Copy the items below word for word, starting at the line with "Identify all the" and ending at the line with "author-name: A Tarun [315,224,366,239]".

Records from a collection
▼▼▼

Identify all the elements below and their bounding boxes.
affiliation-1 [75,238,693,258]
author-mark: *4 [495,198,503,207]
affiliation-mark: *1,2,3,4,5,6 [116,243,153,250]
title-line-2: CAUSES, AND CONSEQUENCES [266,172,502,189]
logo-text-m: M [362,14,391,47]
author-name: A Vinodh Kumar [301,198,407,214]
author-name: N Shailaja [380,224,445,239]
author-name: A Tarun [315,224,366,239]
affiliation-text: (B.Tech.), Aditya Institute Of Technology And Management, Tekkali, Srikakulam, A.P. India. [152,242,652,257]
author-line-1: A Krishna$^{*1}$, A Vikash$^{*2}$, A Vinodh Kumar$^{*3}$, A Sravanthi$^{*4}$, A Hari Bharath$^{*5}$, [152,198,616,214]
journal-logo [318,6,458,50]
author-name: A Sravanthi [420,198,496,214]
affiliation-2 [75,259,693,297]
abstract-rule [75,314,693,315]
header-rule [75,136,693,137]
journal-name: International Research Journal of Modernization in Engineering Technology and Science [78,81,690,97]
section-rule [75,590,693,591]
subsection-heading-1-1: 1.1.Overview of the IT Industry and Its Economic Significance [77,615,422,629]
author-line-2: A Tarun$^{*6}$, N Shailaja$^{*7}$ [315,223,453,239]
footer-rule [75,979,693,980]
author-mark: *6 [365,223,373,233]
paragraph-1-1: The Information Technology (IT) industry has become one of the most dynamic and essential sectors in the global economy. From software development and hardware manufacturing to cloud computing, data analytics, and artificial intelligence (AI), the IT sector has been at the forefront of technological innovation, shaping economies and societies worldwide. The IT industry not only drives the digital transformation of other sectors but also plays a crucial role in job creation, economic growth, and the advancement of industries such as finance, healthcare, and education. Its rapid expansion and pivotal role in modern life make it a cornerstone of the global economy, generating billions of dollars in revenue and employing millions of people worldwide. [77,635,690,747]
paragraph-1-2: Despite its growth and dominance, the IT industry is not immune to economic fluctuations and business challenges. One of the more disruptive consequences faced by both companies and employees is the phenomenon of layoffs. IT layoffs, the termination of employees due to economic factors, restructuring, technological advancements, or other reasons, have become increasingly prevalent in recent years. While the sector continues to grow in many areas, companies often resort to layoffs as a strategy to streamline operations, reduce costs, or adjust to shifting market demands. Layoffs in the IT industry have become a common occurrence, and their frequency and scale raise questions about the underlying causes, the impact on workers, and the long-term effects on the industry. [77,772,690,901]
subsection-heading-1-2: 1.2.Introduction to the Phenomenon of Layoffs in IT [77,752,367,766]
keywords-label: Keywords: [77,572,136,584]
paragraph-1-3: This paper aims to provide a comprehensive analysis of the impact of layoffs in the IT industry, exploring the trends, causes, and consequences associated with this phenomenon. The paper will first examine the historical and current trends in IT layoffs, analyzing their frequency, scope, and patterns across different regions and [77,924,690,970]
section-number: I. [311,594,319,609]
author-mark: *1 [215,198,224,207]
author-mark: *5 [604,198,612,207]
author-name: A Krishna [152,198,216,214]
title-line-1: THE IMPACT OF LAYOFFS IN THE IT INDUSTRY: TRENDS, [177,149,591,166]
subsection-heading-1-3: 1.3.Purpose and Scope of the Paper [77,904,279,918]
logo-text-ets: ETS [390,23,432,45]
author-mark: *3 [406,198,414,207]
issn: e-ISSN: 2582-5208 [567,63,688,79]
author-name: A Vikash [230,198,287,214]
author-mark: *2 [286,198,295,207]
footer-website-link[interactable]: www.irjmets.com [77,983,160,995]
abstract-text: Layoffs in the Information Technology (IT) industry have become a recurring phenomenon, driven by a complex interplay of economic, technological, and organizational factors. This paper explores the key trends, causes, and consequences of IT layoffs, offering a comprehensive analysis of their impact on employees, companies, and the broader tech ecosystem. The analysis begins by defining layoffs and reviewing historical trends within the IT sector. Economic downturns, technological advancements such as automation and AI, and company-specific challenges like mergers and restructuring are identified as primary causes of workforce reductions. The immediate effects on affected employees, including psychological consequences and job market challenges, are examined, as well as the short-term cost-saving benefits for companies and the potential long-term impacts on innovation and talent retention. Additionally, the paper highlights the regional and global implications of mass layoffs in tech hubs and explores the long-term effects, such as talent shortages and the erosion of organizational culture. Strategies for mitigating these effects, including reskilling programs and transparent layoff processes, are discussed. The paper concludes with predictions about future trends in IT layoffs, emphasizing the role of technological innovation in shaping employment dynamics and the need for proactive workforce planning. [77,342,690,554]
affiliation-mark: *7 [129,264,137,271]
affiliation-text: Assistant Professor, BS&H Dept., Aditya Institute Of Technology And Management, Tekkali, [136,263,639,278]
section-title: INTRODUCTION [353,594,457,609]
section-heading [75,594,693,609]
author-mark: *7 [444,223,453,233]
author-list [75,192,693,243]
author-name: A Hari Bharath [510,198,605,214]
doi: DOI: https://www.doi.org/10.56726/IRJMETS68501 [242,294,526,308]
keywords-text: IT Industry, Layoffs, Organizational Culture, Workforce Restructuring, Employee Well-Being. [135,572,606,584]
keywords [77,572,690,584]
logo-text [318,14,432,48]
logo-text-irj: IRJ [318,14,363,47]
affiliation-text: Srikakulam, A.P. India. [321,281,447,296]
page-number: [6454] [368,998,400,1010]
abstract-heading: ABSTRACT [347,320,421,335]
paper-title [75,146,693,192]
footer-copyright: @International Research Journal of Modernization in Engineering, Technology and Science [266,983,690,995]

▲▲▲
▼▼▼

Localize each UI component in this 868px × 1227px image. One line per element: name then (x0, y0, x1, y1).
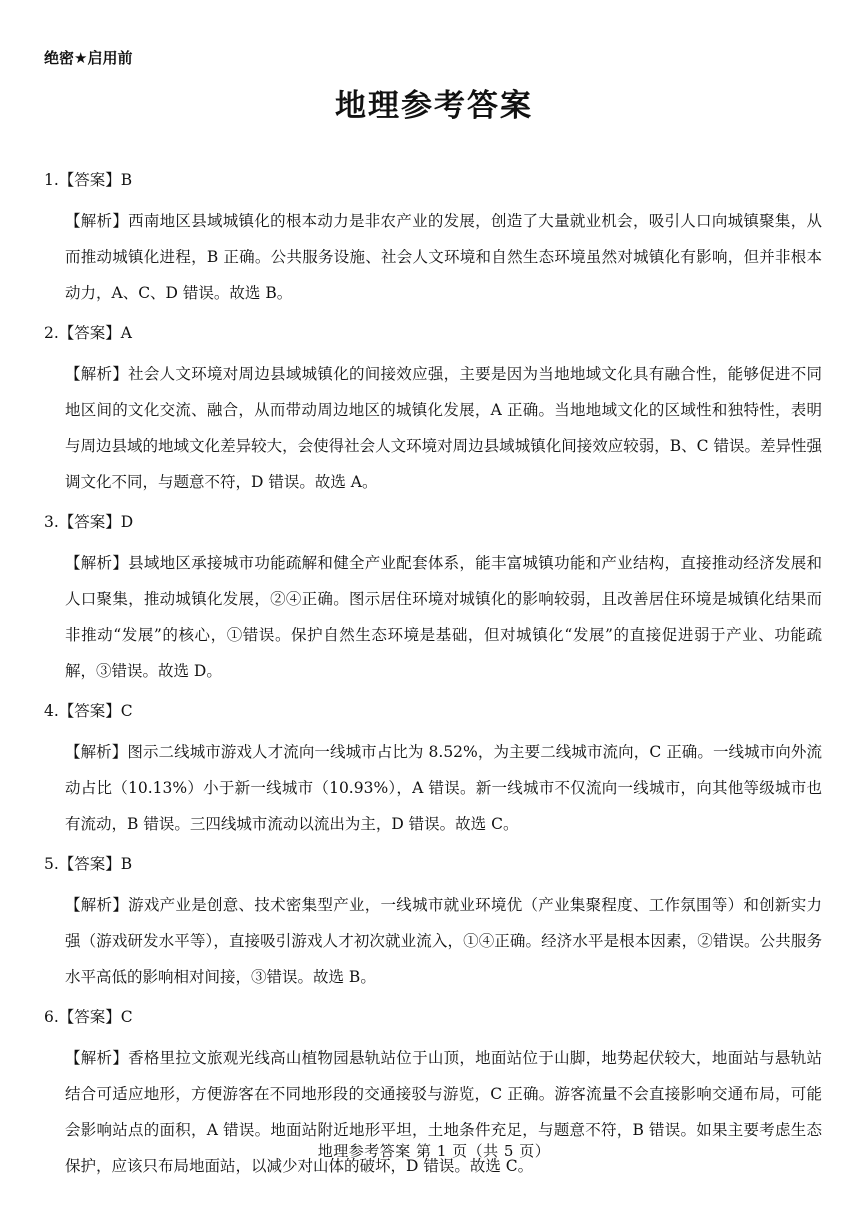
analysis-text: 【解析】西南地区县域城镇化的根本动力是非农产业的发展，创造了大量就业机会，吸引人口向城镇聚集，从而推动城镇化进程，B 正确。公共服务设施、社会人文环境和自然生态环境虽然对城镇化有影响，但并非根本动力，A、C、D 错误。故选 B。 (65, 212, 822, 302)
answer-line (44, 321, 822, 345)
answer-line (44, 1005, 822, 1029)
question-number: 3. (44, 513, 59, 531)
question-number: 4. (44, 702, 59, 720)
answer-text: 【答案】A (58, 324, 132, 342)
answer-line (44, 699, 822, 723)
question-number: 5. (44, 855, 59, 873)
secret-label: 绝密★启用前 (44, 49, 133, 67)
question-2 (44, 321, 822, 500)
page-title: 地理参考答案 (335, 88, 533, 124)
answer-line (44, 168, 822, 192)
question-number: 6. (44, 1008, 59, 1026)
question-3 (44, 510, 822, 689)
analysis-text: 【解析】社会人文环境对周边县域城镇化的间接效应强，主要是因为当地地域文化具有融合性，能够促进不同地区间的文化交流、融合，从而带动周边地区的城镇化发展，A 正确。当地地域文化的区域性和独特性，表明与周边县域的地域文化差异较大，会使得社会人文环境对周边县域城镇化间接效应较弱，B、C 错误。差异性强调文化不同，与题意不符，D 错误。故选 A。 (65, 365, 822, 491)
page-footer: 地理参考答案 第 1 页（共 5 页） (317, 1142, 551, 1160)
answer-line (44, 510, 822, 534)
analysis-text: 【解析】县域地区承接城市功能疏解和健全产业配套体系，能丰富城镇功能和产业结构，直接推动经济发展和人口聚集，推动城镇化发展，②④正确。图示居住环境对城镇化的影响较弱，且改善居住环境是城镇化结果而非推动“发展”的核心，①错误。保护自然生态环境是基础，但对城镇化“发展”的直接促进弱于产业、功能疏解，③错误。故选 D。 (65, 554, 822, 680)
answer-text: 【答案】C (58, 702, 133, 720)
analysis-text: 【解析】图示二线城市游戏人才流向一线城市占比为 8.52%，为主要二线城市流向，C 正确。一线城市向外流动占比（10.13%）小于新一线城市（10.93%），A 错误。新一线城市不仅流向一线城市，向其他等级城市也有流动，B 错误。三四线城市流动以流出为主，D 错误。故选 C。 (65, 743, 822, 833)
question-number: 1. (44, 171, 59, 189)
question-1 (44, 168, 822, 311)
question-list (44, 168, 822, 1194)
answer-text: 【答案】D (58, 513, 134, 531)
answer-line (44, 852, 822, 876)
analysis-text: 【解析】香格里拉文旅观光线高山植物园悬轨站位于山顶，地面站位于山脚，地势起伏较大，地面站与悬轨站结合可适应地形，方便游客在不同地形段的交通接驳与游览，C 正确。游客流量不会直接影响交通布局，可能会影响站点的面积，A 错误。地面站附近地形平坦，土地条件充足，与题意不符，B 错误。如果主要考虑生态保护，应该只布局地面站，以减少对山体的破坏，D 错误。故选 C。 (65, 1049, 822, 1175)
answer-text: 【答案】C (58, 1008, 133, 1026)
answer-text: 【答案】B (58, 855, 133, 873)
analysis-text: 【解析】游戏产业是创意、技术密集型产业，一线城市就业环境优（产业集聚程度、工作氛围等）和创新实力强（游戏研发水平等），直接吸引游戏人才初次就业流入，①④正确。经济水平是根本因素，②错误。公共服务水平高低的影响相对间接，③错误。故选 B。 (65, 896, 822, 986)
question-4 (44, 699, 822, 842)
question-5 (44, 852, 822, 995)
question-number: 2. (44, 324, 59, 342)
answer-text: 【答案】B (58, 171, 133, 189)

▲▲▲
▼▼▼

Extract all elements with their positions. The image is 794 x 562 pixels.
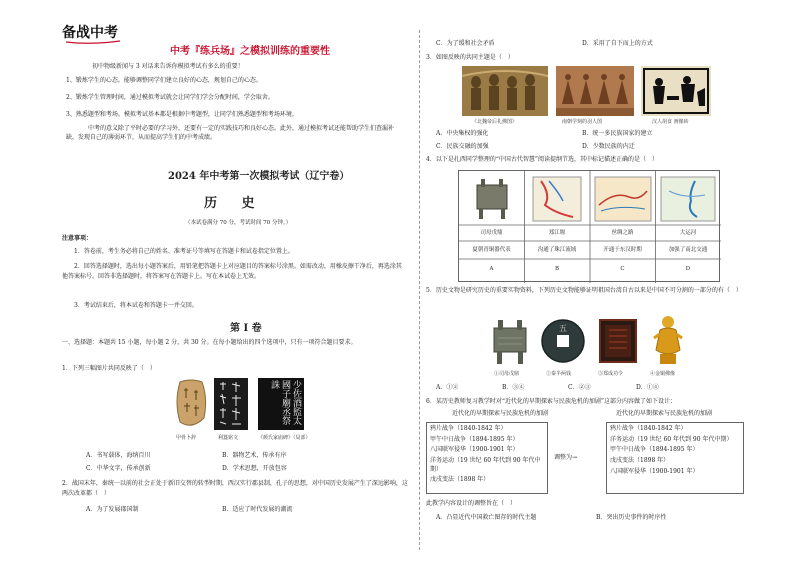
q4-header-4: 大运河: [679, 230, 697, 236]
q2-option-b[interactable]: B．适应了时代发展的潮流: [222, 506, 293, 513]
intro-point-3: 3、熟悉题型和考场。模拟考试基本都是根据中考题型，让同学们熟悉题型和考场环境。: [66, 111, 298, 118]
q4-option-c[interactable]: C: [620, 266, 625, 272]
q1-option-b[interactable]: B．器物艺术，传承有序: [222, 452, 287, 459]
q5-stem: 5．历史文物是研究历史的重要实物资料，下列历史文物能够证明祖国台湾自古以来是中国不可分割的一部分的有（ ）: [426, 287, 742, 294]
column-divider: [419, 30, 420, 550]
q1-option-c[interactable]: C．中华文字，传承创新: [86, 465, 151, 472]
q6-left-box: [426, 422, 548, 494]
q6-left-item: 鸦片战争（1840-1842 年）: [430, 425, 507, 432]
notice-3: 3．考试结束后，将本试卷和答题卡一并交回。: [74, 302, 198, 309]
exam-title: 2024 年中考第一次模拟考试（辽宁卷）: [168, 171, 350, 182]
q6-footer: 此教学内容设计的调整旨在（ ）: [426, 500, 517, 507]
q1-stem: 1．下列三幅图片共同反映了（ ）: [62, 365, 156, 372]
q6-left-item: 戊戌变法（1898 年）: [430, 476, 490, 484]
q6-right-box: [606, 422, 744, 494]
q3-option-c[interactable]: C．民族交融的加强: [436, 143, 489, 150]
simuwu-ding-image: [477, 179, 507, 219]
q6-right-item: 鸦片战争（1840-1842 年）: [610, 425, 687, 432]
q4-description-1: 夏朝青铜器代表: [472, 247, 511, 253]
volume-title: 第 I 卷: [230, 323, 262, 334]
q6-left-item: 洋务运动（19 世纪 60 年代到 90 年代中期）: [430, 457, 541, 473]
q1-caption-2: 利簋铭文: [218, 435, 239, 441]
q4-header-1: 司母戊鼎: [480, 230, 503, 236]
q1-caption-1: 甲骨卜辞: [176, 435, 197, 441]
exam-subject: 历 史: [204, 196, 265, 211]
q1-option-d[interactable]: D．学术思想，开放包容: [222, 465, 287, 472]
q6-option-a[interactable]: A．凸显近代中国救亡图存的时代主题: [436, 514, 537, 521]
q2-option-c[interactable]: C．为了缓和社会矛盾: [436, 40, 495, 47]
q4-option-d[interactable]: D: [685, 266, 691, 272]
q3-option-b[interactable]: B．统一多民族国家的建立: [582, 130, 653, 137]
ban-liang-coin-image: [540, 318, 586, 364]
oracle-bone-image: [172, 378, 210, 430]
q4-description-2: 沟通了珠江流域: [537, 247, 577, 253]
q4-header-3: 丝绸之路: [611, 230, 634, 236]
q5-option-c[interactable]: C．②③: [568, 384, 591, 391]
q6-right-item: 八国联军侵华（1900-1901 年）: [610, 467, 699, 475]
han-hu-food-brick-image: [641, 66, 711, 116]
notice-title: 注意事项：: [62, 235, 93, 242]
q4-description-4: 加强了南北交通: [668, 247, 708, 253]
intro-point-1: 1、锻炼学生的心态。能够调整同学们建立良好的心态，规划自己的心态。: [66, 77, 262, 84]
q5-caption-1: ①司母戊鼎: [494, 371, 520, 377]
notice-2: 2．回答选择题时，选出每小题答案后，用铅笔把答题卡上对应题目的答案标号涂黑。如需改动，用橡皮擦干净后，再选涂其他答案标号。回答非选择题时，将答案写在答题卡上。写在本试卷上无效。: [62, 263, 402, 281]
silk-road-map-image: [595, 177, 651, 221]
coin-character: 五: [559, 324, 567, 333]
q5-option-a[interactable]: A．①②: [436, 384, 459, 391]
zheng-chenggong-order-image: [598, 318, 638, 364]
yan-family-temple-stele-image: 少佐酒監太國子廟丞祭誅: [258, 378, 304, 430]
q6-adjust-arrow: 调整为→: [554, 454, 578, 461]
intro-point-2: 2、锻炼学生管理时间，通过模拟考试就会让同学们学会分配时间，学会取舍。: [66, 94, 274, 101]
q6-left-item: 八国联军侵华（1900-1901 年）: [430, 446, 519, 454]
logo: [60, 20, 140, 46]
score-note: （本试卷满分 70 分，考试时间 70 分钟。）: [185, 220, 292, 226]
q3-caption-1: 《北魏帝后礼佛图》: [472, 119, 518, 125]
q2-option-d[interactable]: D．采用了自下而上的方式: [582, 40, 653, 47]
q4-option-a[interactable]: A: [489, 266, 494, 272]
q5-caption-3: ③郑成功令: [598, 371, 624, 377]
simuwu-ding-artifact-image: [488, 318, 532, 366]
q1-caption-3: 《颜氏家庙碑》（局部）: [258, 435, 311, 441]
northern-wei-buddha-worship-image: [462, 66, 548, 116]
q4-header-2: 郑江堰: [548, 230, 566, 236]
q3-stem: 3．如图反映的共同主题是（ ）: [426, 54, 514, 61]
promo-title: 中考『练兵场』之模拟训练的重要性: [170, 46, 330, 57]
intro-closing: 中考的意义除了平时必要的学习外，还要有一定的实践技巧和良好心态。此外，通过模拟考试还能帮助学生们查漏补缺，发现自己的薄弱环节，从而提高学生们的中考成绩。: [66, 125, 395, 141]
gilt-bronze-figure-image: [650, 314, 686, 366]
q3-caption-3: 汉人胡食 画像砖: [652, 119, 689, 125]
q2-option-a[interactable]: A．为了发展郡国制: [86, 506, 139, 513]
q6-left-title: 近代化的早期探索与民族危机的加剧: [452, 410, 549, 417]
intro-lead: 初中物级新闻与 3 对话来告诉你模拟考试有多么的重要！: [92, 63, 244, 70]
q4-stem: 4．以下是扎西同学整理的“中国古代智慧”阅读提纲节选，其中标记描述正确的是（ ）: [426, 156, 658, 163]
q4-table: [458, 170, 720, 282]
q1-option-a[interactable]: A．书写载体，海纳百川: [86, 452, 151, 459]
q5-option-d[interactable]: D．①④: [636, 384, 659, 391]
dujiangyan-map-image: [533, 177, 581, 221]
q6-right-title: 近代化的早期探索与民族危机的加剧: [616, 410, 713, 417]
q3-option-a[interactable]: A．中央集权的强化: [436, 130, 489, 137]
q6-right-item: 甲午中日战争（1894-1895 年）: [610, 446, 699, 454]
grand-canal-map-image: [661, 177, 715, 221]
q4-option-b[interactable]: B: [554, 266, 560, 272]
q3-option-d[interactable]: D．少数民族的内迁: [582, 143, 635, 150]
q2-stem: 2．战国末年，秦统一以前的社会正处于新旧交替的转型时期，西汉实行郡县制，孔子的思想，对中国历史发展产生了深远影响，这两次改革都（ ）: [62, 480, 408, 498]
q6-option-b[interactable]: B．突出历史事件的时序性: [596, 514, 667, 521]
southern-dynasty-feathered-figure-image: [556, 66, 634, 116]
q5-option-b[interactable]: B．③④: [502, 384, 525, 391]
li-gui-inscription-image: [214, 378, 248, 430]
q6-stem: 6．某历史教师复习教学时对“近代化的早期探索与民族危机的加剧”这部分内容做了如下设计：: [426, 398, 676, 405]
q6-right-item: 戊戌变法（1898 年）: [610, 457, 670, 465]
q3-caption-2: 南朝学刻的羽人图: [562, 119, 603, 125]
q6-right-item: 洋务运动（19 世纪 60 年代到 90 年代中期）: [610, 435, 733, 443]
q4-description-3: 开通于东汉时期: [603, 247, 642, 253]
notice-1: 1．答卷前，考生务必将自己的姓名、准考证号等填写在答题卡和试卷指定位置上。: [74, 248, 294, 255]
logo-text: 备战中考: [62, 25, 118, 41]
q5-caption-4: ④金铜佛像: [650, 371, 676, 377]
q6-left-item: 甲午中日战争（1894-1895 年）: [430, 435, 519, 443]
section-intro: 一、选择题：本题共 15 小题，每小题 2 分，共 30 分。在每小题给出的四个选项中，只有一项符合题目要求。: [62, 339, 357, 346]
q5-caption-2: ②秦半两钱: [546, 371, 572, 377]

▲▲▲

*Result for this task*.
Identify all the elements below and their bounding boxes.
affiliation-1 [75,238,693,258]
author-mark: *4 [495,198,503,207]
affiliation-mark: *1,2,3,4,5,6 [116,243,153,250]
title-line-2: CAUSES, AND CONSEQUENCES [266,172,502,189]
logo-text-m: M [362,14,391,47]
author-name: A Vinodh Kumar [301,198,407,214]
author-name: N Shailaja [380,224,445,239]
author-name: A Tarun [315,224,366,239]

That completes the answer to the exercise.